Every record below should be transcribed exactly. Omit the images.

Records contained in a dataset:
-------------------------
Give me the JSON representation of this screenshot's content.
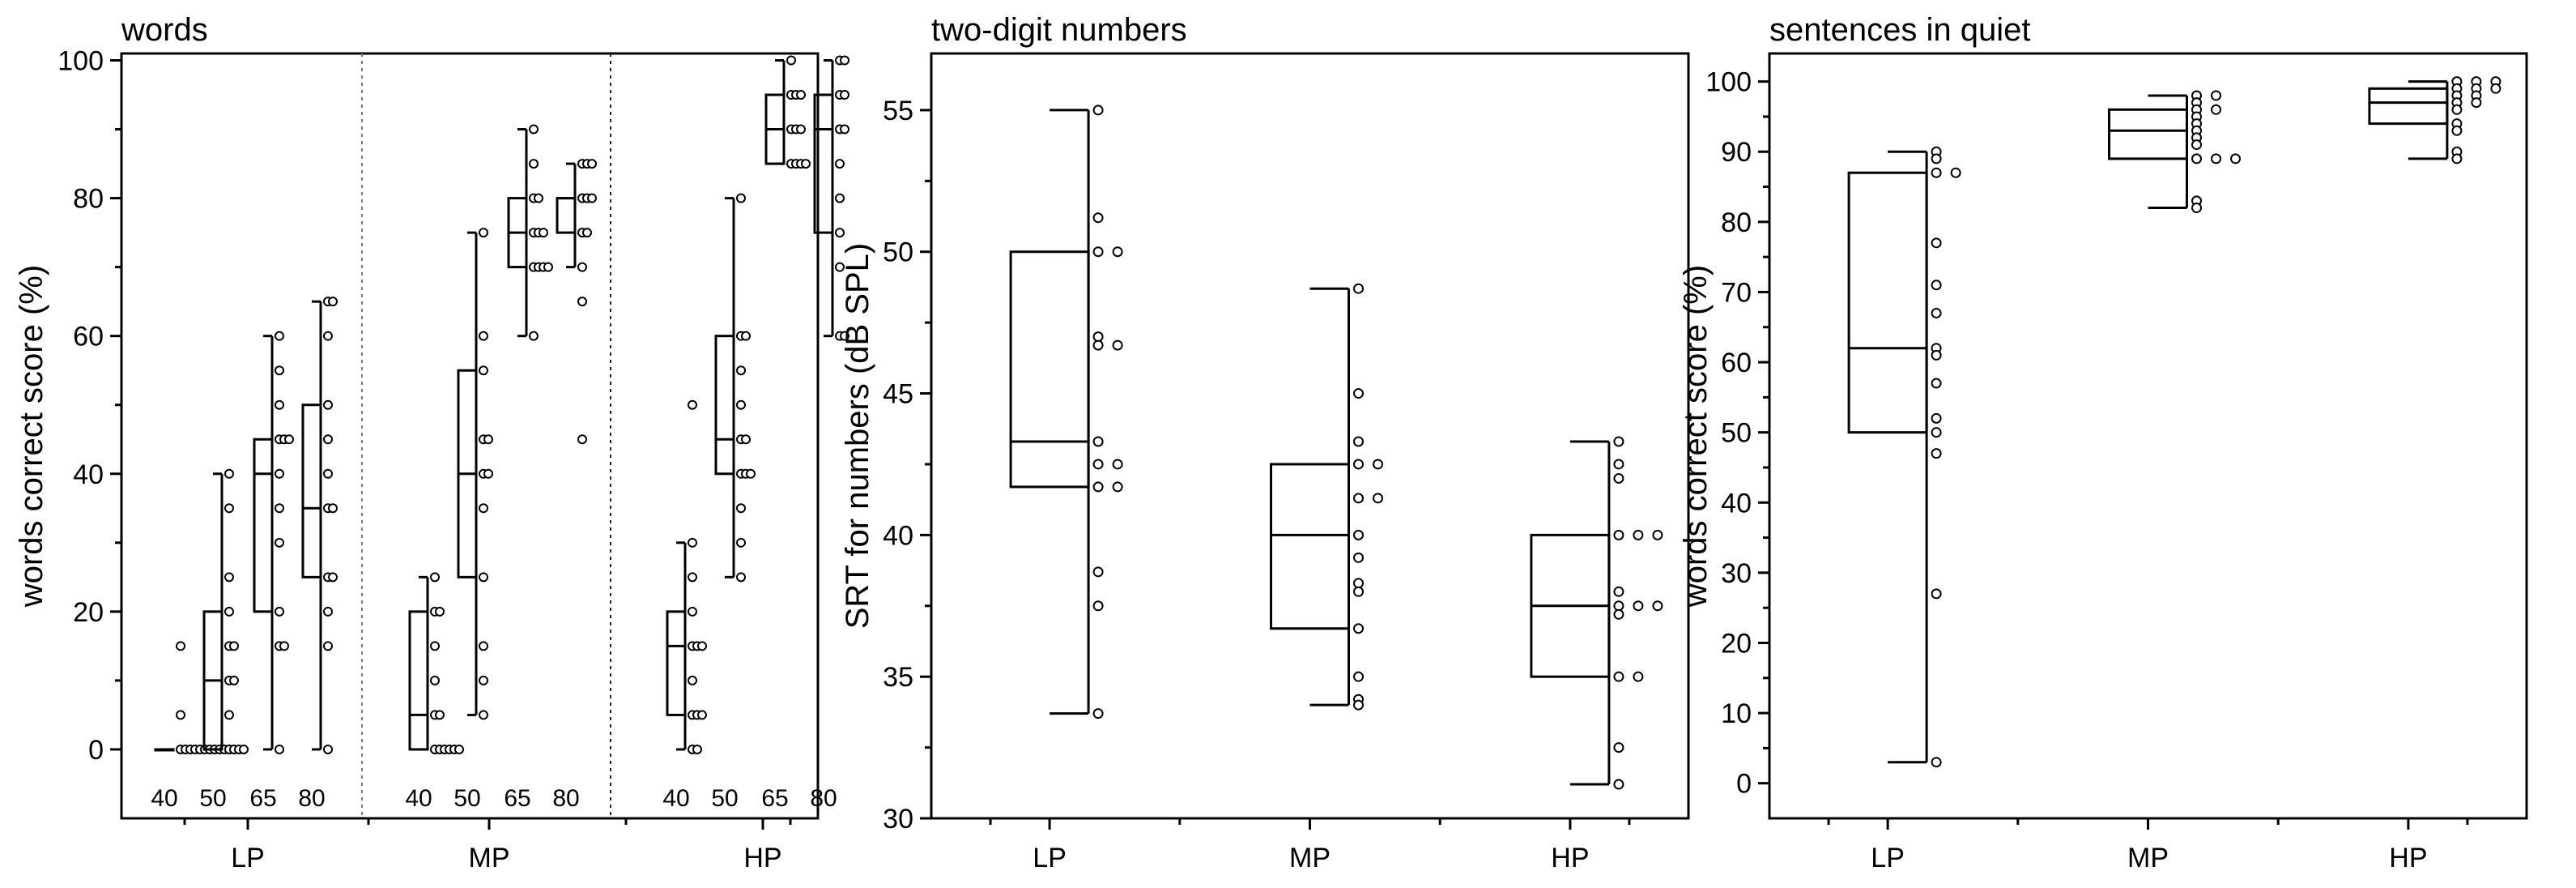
{
  "chart_data": [
    {
      "type": "box",
      "title": "words",
      "xlabel": "",
      "ylabel": "words correct score (%)",
      "ylim": [
        -10,
        101
      ],
      "yticks": [
        0,
        20,
        40,
        60,
        80,
        100
      ],
      "groups": [
        "LP",
        "MP",
        "HP"
      ],
      "levels": [
        "40",
        "50",
        "65",
        "80"
      ],
      "boxes": [
        {
          "group": "LP",
          "level": "40",
          "min": 0,
          "q1": 0,
          "median": 0,
          "q3": 0,
          "max": 0,
          "points": [
            15,
            5,
            0,
            0,
            0,
            0,
            0,
            0,
            0,
            0,
            0,
            0,
            0
          ]
        },
        {
          "group": "LP",
          "level": "50",
          "min": 0,
          "q1": 0,
          "median": 10,
          "q3": 20,
          "max": 40,
          "points": [
            40,
            35,
            25,
            20,
            15,
            15,
            10,
            10,
            5,
            0,
            0,
            0,
            0
          ]
        },
        {
          "group": "LP",
          "level": "65",
          "min": 0,
          "q1": 20,
          "median": 40,
          "q3": 45,
          "max": 60,
          "points": [
            60,
            55,
            50,
            45,
            45,
            45,
            40,
            35,
            30,
            20,
            15,
            15,
            0
          ]
        },
        {
          "group": "LP",
          "level": "80",
          "min": 0,
          "q1": 25,
          "median": 35,
          "q3": 50,
          "max": 65,
          "points": [
            65,
            65,
            60,
            50,
            45,
            40,
            35,
            35,
            25,
            25,
            20,
            15,
            0
          ]
        },
        {
          "group": "MP",
          "level": "40",
          "min": 0,
          "q1": 0,
          "median": 5,
          "q3": 20,
          "max": 25,
          "points": [
            25,
            20,
            20,
            15,
            10,
            5,
            5,
            0,
            0,
            0,
            0,
            0,
            0
          ]
        },
        {
          "group": "MP",
          "level": "50",
          "min": 5,
          "q1": 25,
          "median": 40,
          "q3": 55,
          "max": 75,
          "points": [
            75,
            60,
            55,
            45,
            45,
            40,
            40,
            35,
            25,
            15,
            10,
            5
          ]
        },
        {
          "group": "MP",
          "level": "65",
          "min": 60,
          "q1": 70,
          "median": 75,
          "q3": 80,
          "max": 90,
          "points": [
            90,
            85,
            80,
            80,
            75,
            75,
            75,
            70,
            70,
            70,
            70,
            60
          ]
        },
        {
          "group": "MP",
          "level": "80",
          "min": 70,
          "q1": 75,
          "median": 80,
          "q3": 80,
          "max": 85,
          "points": [
            85,
            85,
            85,
            80,
            80,
            80,
            75,
            75,
            70,
            65,
            45
          ]
        },
        {
          "group": "HP",
          "level": "40",
          "min": 0,
          "q1": 5,
          "median": 15,
          "q3": 20,
          "max": 30,
          "points": [
            50,
            30,
            25,
            20,
            15,
            15,
            15,
            10,
            5,
            5,
            5,
            0,
            0
          ]
        },
        {
          "group": "HP",
          "level": "50",
          "min": 25,
          "q1": 40,
          "median": 45,
          "q3": 60,
          "max": 80,
          "points": [
            80,
            60,
            60,
            55,
            50,
            45,
            45,
            40,
            40,
            40,
            35,
            30,
            25
          ]
        },
        {
          "group": "HP",
          "level": "65",
          "min": 85,
          "q1": 85,
          "median": 90,
          "q3": 95,
          "max": 100,
          "points": [
            100,
            95,
            95,
            95,
            90,
            90,
            90,
            85,
            85,
            85,
            85
          ]
        },
        {
          "group": "HP",
          "level": "80",
          "min": 60,
          "q1": 75,
          "median": 90,
          "q3": 95,
          "max": 100,
          "points": [
            100,
            100,
            95,
            95,
            90,
            90,
            85,
            80,
            75,
            70,
            60,
            60
          ]
        }
      ]
    },
    {
      "type": "box",
      "title": "two-digit numbers",
      "xlabel": "",
      "ylabel": "SRT for numbers (dB SPL)",
      "ylim": [
        30,
        57
      ],
      "yticks": [
        30,
        35,
        40,
        45,
        50,
        55
      ],
      "categories": [
        "LP",
        "MP",
        "HP"
      ],
      "boxes": [
        {
          "group": "LP",
          "min": 33.7,
          "q1": 41.7,
          "median": 43.3,
          "q3": 50,
          "max": 55,
          "points": [
            55,
            51.2,
            50,
            50,
            47,
            46.7,
            46.7,
            43.3,
            42.5,
            42.5,
            41.7,
            41.7,
            38.7,
            37.5,
            33.7
          ]
        },
        {
          "group": "MP",
          "min": 34,
          "q1": 36.7,
          "median": 40,
          "q3": 42.5,
          "max": 48.7,
          "points": [
            48.7,
            45,
            43.3,
            42.5,
            42.5,
            41.3,
            41.3,
            40,
            39.2,
            38.3,
            38,
            36.7,
            35,
            34.2,
            34
          ]
        },
        {
          "group": "HP",
          "min": 31.2,
          "q1": 35,
          "median": 37.5,
          "q3": 40,
          "max": 43.3,
          "points": [
            43.3,
            42.5,
            42,
            40,
            40,
            40,
            38,
            37.5,
            37.5,
            37.5,
            37.2,
            35,
            35,
            32.5,
            31.2
          ]
        }
      ]
    },
    {
      "type": "box",
      "title": "sentences in quiet",
      "xlabel": "",
      "ylabel": "words correct score (%)",
      "ylim": [
        -5,
        104
      ],
      "yticks": [
        0,
        10,
        20,
        30,
        40,
        50,
        60,
        70,
        80,
        90,
        100
      ],
      "categories": [
        "LP",
        "MP",
        "HP"
      ],
      "boxes": [
        {
          "group": "LP",
          "min": 3,
          "q1": 50,
          "median": 62,
          "q3": 87,
          "max": 90,
          "points": [
            90,
            89,
            87,
            87,
            77,
            71,
            67,
            62,
            61,
            57,
            52,
            50,
            47,
            27,
            3
          ]
        },
        {
          "group": "MP",
          "min": 82,
          "q1": 89,
          "median": 93,
          "q3": 96,
          "max": 98,
          "points": [
            98,
            98,
            97,
            96,
            96,
            95,
            94,
            93,
            92,
            91,
            89,
            89,
            89,
            83,
            82
          ]
        },
        {
          "group": "HP",
          "min": 89,
          "q1": 94,
          "median": 97,
          "q3": 99,
          "max": 100,
          "points": [
            100,
            100,
            100,
            99,
            99,
            99,
            98,
            98,
            97,
            97,
            96,
            94,
            93,
            90,
            89
          ]
        }
      ]
    }
  ]
}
-------------------------
Answer to this exercise ▸
Give me the JSON representation of this screenshot's content.
{
  "chart_data": [
    {
      "type": "box",
      "title": "words",
      "xlabel": "",
      "ylabel": "words correct score (%)",
      "ylim": [
        -10,
        101
      ],
      "yticks": [
        0,
        20,
        40,
        60,
        80,
        100
      ],
      "groups": [
        "LP",
        "MP",
        "HP"
      ],
      "levels": [
        "40",
        "50",
        "65",
        "80"
      ],
      "boxes": [
        {
          "group": "LP",
          "level": "40",
          "min": 0,
          "q1": 0,
          "median": 0,
          "q3": 0,
          "max": 0,
          "points": [
            15,
            5,
            0,
            0,
            0,
            0,
            0,
            0,
            0,
            0,
            0,
            0,
            0
          ]
        },
        {
          "group": "LP",
          "level": "50",
          "min": 0,
          "q1": 0,
          "median": 10,
          "q3": 20,
          "max": 40,
          "points": [
            40,
            35,
            25,
            20,
            15,
            15,
            10,
            10,
            5,
            0,
            0,
            0,
            0
          ]
        },
        {
          "group": "LP",
          "level": "65",
          "min": 0,
          "q1": 20,
          "median": 40,
          "q3": 45,
          "max": 60,
          "points": [
            60,
            55,
            50,
            45,
            45,
            45,
            40,
            35,
            30,
            20,
            15,
            15,
            0
          ]
        },
        {
          "group": "LP",
          "level": "80",
          "min": 0,
          "q1": 25,
          "median": 35,
          "q3": 50,
          "max": 65,
          "points": [
            65,
            65,
            60,
            50,
            45,
            40,
            35,
            35,
            25,
            25,
            20,
            15,
            0
          ]
        },
        {
          "group": "MP",
          "level": "40",
          "min": 0,
          "q1": 0,
          "median": 5,
          "q3": 20,
          "max": 25,
          "points": [
            25,
            20,
            20,
            15,
            10,
            5,
            5,
            0,
            0,
            0,
            0,
            0,
            0
          ]
        },
        {
          "group": "MP",
          "level": "50",
          "min": 5,
          "q1": 25,
          "median": 40,
          "q3": 55,
          "max": 75,
          "points": [
            75,
            60,
            55,
            45,
            45,
            40,
            40,
            35,
            25,
            15,
            10,
            5
          ]
        },
        {
          "group": "MP",
          "level": "65",
          "min": 60,
          "q1": 70,
          "median": 75,
          "q3": 80,
          "max": 90,
          "points": [
            90,
            85,
            80,
            80,
            75,
            75,
            75,
            70,
            70,
            70,
            70,
            60
          ]
        },
        {
          "group": "MP",
          "level": "80",
          "min": 70,
          "q1": 75,
          "median": 80,
          "q3": 80,
          "max": 85,
          "points": [
            85,
            85,
            85,
            80,
            80,
            80,
            75,
            75,
            70,
            65,
            45
          ]
        },
        {
          "group": "HP",
          "level": "40",
          "min": 0,
          "q1": 5,
          "median": 15,
          "q3": 20,
          "max": 30,
          "points": [
            50,
            30,
            25,
            20,
            15,
            15,
            15,
            10,
            5,
            5,
            5,
            0,
            0
          ]
        },
        {
          "group": "HP",
          "level": "50",
          "min": 25,
          "q1": 40,
          "median": 45,
          "q3": 60,
          "max": 80,
          "points": [
            80,
            60,
            60,
            55,
            50,
            45,
            45,
            40,
            40,
            40,
            35,
            30,
            25
          ]
        },
        {
          "group": "HP",
          "level": "65",
          "min": 85,
          "q1": 85,
          "median": 90,
          "q3": 95,
          "max": 100,
          "points": [
            100,
            95,
            95,
            95,
            90,
            90,
            90,
            85,
            85,
            85,
            85
          ]
        },
        {
          "group": "HP",
          "level": "80",
          "min": 60,
          "q1": 75,
          "median": 90,
          "q3": 95,
          "max": 100,
          "points": [
            100,
            100,
            95,
            95,
            90,
            90,
            85,
            80,
            75,
            70,
            60,
            60
          ]
        }
      ]
    },
    {
      "type": "box",
      "title": "two-digit numbers",
      "xlabel": "",
      "ylabel": "SRT for numbers (dB SPL)",
      "ylim": [
        30,
        57
      ],
      "yticks": [
        30,
        35,
        40,
        45,
        50,
        55
      ],
      "categories": [
        "LP",
        "MP",
        "HP"
      ],
      "boxes": [
        {
          "group": "LP",
          "min": 33.7,
          "q1": 41.7,
          "median": 43.3,
          "q3": 50,
          "max": 55,
          "points": [
            55,
            51.2,
            50,
            50,
            47,
            46.7,
            46.7,
            43.3,
            42.5,
            42.5,
            41.7,
            41.7,
            38.7,
            37.5,
            33.7
          ]
        },
        {
          "group": "MP",
          "min": 34,
          "q1": 36.7,
          "median": 40,
          "q3": 42.5,
          "max": 48.7,
          "points": [
            48.7,
            45,
            43.3,
            42.5,
            42.5,
            41.3,
            41.3,
            40,
            39.2,
            38.3,
            38,
            36.7,
            35,
            34.2,
            34
          ]
        },
        {
          "group": "HP",
          "min": 31.2,
          "q1": 35,
          "median": 37.5,
          "q3": 40,
          "max": 43.3,
          "points": [
            43.3,
            42.5,
            42,
            40,
            40,
            40,
            38,
            37.5,
            37.5,
            37.5,
            37.2,
            35,
            35,
            32.5,
            31.2
          ]
        }
      ]
    },
    {
      "type": "box",
      "title": "sentences in quiet",
      "xlabel": "",
      "ylabel": "words correct score (%)",
      "ylim": [
        -5,
        104
      ],
      "yticks": [
        0,
        10,
        20,
        30,
        40,
        50,
        60,
        70,
        80,
        90,
        100
      ],
      "categories": [
        "LP",
        "MP",
        "HP"
      ],
      "boxes": [
        {
          "group": "LP",
          "min": 3,
          "q1": 50,
          "median": 62,
          "q3": 87,
          "max": 90,
          "points": [
            90,
            89,
            87,
            87,
            77,
            71,
            67,
            62,
            61,
            57,
            52,
            50,
            47,
            27,
            3
          ]
        },
        {
          "group": "MP",
          "min": 82,
          "q1": 89,
          "median": 93,
          "q3": 96,
          "max": 98,
          "points": [
            98,
            98,
            97,
            96,
            96,
            95,
            94,
            93,
            92,
            91,
            89,
            89,
            89,
            83,
            82
          ]
        },
        {
          "group": "HP",
          "min": 89,
          "q1": 94,
          "median": 97,
          "q3": 99,
          "max": 100,
          "points": [
            100,
            100,
            100,
            99,
            99,
            99,
            98,
            98,
            97,
            97,
            96,
            94,
            93,
            90,
            89
          ]
        }
      ]
    }
  ]
}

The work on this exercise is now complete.